• Objective:
Extract all lines containing "двери".
* START *
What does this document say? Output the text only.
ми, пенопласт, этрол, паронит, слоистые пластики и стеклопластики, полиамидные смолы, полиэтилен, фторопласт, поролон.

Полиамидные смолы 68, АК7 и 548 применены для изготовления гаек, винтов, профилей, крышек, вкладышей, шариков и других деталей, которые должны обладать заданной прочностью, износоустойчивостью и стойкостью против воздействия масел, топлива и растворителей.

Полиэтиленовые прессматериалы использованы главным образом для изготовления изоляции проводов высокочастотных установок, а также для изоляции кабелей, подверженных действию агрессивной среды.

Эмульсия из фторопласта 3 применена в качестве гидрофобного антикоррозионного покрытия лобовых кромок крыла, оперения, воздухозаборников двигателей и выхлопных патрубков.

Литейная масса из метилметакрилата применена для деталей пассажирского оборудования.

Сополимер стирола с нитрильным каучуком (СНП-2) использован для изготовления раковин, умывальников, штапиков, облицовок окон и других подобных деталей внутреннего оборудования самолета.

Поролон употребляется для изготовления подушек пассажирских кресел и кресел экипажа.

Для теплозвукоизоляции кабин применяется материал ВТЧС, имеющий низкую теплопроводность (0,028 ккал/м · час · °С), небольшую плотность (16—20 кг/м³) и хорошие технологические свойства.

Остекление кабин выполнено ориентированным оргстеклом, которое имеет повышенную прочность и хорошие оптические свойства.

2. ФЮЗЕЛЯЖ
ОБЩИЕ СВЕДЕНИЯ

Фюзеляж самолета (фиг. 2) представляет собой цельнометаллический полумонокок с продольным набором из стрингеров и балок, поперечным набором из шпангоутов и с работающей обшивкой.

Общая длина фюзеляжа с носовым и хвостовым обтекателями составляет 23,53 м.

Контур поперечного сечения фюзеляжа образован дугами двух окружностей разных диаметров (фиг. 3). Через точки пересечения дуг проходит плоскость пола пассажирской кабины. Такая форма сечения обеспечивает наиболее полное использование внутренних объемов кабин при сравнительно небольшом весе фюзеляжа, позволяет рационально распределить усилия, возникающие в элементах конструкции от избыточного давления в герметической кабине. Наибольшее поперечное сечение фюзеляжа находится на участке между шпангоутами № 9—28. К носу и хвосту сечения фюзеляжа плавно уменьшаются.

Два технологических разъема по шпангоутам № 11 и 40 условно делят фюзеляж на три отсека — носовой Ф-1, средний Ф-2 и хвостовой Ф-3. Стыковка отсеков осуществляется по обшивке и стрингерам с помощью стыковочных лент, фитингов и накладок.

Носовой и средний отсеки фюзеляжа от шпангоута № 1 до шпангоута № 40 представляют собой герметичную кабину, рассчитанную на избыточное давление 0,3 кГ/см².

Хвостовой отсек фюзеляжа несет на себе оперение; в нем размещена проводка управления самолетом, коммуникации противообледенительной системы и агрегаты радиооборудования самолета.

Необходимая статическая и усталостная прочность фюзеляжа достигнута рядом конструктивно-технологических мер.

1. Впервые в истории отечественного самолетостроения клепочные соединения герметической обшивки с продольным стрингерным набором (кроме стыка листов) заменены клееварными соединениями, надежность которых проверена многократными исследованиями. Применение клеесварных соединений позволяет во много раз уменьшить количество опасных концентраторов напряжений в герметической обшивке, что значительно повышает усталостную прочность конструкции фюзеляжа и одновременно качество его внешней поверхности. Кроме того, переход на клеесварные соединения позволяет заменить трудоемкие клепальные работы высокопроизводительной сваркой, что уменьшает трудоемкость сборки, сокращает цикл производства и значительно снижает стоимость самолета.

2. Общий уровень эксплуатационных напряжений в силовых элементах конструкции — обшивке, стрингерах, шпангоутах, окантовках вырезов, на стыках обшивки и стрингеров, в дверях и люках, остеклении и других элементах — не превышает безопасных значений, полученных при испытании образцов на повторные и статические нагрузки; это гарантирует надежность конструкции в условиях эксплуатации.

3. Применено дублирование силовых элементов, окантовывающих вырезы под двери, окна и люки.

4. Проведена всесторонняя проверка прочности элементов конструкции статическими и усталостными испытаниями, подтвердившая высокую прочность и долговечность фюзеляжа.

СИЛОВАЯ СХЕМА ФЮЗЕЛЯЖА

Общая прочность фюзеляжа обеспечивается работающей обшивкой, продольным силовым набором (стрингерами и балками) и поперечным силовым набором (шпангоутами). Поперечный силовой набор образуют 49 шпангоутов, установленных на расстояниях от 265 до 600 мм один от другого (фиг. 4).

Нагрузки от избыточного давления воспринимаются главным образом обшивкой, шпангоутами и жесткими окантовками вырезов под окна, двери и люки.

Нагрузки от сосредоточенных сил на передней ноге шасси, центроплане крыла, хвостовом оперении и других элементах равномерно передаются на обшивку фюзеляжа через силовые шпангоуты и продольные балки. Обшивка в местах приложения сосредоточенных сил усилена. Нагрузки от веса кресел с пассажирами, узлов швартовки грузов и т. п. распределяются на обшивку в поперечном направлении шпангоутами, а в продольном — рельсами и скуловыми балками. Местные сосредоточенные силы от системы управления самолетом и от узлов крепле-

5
* END *
• Written solution:
3. Применено дублирование силовых элементов, окантовывающих вырезы под двери, окна и люки.
Нагрузки от избыточного давления воспринимаются главным образом обшивкой, шпангоутами и жесткими окантовками вырезов под окна, двери и люки.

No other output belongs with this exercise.